§ ROWS
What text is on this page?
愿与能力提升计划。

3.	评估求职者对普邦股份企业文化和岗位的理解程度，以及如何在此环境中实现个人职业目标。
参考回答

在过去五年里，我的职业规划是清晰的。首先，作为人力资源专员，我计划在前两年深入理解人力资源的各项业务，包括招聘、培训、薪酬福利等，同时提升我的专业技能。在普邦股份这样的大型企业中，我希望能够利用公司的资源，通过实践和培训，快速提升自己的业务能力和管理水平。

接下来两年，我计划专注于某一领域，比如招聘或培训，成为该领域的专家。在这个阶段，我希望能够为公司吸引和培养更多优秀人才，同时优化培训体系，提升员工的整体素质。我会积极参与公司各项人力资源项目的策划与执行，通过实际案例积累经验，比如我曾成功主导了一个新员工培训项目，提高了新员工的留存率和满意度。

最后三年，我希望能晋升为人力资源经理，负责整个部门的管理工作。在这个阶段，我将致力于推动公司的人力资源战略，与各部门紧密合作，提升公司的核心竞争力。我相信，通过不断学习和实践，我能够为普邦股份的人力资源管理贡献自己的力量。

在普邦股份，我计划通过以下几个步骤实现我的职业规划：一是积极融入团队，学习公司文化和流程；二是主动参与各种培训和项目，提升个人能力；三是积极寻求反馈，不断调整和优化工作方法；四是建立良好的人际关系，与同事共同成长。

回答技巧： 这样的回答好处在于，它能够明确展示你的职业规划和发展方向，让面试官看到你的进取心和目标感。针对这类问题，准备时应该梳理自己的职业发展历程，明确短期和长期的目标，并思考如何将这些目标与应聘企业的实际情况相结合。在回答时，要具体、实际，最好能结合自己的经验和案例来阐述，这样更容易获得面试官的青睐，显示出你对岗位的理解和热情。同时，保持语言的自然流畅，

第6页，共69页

§ WORK TO BE COMPLETED
Write out every entry above, word for word.

§ PROBLEM SOLUTION
What text is on this page?
愿与能力提升计划。

3.	评估求职者对普邦股份企业文化和岗位的理解程度，以及如何在此环境中实现个人职业目标。
参考回答

在过去五年里，我的职业规划是清晰的。首先，作为人力资源专员，我计划在前两年深入理解人力资源的各项业务，包括招聘、培训、薪酬福利等，同时提升我的专业技能。在普邦股份这样的大型企业中，我希望能够利用公司的资源，通过实践和培训，快速提升自己的业务能力和管理水平。

接下来两年，我计划专注于某一领域，比如招聘或培训，成为该领域的专家。在这个阶段，我希望能够为公司吸引和培养更多优秀人才，同时优化培训体系，提升员工的整体素质。我会积极参与公司各项人力资源项目的策划与执行，通过实际案例积累经验，比如我曾成功主导了一个新员工培训项目，提高了新员工的留存率和满意度。

最后三年，我希望能晋升为人力资源经理，负责整个部门的管理工作。在这个阶段，我将致力于推动公司的人力资源战略，与各部门紧密合作，提升公司的核心竞争力。我相信，通过不断学习和实践，我能够为普邦股份的人力资源管理贡献自己的力量。

在普邦股份，我计划通过以下几个步骤实现我的职业规划：一是积极融入团队，学习公司文化和流程；二是主动参与各种培训和项目，提升个人能力；三是积极寻求反馈，不断调整和优化工作方法；四是建立良好的人际关系，与同事共同成长。

回答技巧： 这样的回答好处在于，它能够明确展示你的职业规划和发展方向，让面试官看到你的进取心和目标感。针对这类问题，准备时应该梳理自己的职业发展历程，明确短期和长期的目标，并思考如何将这些目标与应聘企业的实际情况相结合。在回答时，要具体、实际，最好能结合自己的经验和案例来阐述，这样更容易获得面试官的青睐，显示出你对岗位的理解和热情。同时，保持语言的自然流畅，

第6页，共69页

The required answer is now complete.